DO THIS: Search the material below for the string "Works" and list each line that holds it.

INFORMATION PROVIDED:
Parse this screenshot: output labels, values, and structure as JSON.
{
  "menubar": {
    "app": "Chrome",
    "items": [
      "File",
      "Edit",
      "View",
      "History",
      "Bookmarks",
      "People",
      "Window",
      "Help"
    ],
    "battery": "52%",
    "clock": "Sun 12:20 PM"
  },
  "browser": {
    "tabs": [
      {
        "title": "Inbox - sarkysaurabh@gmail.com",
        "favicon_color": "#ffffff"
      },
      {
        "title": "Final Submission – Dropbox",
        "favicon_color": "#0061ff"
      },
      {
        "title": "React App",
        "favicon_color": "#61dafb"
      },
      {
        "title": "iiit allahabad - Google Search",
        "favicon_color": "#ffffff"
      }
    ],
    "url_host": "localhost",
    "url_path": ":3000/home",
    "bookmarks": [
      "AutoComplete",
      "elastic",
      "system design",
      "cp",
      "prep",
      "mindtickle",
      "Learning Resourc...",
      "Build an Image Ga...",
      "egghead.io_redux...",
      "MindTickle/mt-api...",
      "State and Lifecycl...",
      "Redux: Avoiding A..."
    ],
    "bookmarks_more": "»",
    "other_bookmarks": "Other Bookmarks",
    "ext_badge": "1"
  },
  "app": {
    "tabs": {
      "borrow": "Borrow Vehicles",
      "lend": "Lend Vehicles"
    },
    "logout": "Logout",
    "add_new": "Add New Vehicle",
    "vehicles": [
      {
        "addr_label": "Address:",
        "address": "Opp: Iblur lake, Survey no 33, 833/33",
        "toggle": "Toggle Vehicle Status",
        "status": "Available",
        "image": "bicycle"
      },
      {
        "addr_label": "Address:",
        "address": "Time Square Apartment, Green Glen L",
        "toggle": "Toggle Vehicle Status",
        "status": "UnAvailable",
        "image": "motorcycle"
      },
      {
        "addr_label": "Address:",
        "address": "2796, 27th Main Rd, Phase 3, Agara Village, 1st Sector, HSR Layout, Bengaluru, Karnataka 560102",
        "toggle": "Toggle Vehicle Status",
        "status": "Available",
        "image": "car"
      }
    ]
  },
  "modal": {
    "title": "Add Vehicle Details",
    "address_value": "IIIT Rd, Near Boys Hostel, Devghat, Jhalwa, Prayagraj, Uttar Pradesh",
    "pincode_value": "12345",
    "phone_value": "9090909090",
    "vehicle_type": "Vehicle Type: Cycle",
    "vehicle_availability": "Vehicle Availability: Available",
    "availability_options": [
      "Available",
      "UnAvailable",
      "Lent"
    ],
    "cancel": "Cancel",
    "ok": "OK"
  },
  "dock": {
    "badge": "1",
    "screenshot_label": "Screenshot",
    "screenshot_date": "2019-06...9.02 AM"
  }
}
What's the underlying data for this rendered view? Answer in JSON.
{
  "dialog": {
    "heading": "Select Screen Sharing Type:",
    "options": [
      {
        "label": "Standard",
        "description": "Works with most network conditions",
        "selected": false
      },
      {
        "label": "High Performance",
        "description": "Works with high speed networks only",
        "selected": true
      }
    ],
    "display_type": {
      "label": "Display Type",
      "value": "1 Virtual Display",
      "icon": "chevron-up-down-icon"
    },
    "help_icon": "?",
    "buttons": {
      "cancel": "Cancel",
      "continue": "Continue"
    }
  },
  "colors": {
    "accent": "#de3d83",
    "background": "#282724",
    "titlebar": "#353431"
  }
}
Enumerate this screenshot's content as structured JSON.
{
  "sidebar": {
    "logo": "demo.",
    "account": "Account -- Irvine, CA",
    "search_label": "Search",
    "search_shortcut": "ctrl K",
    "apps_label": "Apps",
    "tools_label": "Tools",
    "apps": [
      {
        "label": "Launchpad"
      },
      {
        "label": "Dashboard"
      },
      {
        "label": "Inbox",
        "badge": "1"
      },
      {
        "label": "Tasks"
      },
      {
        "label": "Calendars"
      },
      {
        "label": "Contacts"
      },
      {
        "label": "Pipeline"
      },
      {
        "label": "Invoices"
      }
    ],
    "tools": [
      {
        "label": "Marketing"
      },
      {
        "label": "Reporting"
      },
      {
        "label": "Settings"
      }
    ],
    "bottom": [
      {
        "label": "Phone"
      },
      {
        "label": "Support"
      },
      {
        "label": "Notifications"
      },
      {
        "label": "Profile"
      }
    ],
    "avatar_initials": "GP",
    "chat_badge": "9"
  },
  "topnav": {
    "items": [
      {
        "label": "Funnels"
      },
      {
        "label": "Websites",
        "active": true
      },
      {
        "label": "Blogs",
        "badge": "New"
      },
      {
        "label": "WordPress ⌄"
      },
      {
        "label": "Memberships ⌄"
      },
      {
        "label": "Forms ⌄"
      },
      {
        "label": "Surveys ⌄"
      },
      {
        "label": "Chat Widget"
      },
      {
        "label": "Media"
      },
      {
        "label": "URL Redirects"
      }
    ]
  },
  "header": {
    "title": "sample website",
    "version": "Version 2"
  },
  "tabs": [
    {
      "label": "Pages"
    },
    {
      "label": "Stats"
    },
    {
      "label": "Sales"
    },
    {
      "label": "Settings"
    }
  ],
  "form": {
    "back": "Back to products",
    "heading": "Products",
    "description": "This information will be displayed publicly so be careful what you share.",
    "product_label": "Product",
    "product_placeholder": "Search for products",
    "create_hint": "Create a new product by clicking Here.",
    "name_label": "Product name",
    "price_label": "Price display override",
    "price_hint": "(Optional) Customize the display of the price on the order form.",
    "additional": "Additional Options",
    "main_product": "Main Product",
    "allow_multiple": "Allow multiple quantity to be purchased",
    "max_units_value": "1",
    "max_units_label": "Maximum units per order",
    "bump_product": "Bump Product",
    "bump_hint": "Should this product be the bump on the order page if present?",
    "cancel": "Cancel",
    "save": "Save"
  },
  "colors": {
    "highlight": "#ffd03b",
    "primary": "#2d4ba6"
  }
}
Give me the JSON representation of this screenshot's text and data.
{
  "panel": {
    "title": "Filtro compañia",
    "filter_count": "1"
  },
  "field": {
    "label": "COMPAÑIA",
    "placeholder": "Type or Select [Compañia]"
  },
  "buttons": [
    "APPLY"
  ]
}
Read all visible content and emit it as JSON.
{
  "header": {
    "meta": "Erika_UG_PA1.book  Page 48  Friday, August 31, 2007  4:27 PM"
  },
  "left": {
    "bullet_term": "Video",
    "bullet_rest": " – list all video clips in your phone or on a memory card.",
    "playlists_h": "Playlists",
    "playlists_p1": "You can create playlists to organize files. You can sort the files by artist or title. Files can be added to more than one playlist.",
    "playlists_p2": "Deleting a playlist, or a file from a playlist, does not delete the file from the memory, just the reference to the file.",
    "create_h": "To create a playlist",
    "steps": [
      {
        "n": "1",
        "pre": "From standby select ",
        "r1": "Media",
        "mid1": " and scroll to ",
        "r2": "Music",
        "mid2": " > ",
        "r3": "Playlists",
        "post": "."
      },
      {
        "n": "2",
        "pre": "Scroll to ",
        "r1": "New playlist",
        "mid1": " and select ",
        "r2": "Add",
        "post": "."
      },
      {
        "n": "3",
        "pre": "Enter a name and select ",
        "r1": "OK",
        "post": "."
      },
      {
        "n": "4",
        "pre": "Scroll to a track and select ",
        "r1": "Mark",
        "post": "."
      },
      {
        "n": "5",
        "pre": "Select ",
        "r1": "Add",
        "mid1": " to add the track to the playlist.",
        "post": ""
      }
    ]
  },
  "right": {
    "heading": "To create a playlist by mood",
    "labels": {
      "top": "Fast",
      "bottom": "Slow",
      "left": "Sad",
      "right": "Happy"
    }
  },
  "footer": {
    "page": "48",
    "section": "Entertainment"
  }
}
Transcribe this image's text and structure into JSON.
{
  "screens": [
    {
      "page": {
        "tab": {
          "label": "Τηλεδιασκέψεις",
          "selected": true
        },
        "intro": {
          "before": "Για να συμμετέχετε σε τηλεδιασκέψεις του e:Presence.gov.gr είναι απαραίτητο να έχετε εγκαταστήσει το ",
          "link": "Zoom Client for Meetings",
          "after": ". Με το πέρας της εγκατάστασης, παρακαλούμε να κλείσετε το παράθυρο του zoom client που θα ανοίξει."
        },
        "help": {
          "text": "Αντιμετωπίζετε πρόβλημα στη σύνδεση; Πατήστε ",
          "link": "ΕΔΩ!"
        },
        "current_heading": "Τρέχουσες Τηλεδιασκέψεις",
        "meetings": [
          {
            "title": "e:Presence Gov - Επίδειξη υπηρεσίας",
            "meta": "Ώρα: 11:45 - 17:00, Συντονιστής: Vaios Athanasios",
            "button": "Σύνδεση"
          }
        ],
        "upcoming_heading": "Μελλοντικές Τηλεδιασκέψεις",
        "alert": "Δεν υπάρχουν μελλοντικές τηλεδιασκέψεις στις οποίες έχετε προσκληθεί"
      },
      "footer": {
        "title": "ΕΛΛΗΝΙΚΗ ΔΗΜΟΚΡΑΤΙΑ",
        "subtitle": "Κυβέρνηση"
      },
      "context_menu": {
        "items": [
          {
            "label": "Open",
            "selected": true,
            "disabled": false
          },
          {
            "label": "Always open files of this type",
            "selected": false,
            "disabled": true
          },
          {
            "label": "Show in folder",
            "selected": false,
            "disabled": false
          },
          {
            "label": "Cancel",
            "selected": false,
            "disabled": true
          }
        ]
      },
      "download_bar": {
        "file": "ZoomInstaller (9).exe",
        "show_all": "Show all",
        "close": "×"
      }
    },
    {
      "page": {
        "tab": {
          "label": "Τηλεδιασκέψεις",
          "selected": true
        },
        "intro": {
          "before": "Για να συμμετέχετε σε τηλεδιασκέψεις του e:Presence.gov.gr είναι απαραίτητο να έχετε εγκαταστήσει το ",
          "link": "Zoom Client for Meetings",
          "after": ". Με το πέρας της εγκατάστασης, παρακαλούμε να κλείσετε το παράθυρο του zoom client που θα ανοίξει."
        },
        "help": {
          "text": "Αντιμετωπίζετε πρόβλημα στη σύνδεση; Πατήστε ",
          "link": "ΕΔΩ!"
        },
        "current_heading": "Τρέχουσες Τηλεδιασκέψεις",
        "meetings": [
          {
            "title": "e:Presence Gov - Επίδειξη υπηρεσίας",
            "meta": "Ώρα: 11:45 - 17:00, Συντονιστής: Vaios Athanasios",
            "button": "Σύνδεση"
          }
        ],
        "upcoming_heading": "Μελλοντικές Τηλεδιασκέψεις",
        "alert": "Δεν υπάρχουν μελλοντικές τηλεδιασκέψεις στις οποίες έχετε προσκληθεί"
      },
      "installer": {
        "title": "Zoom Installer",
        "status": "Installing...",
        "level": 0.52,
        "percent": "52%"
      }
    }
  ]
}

COMPLETED TASK:
        "description": "Works with most network conditions",
        "description": "Works with high speed networks only",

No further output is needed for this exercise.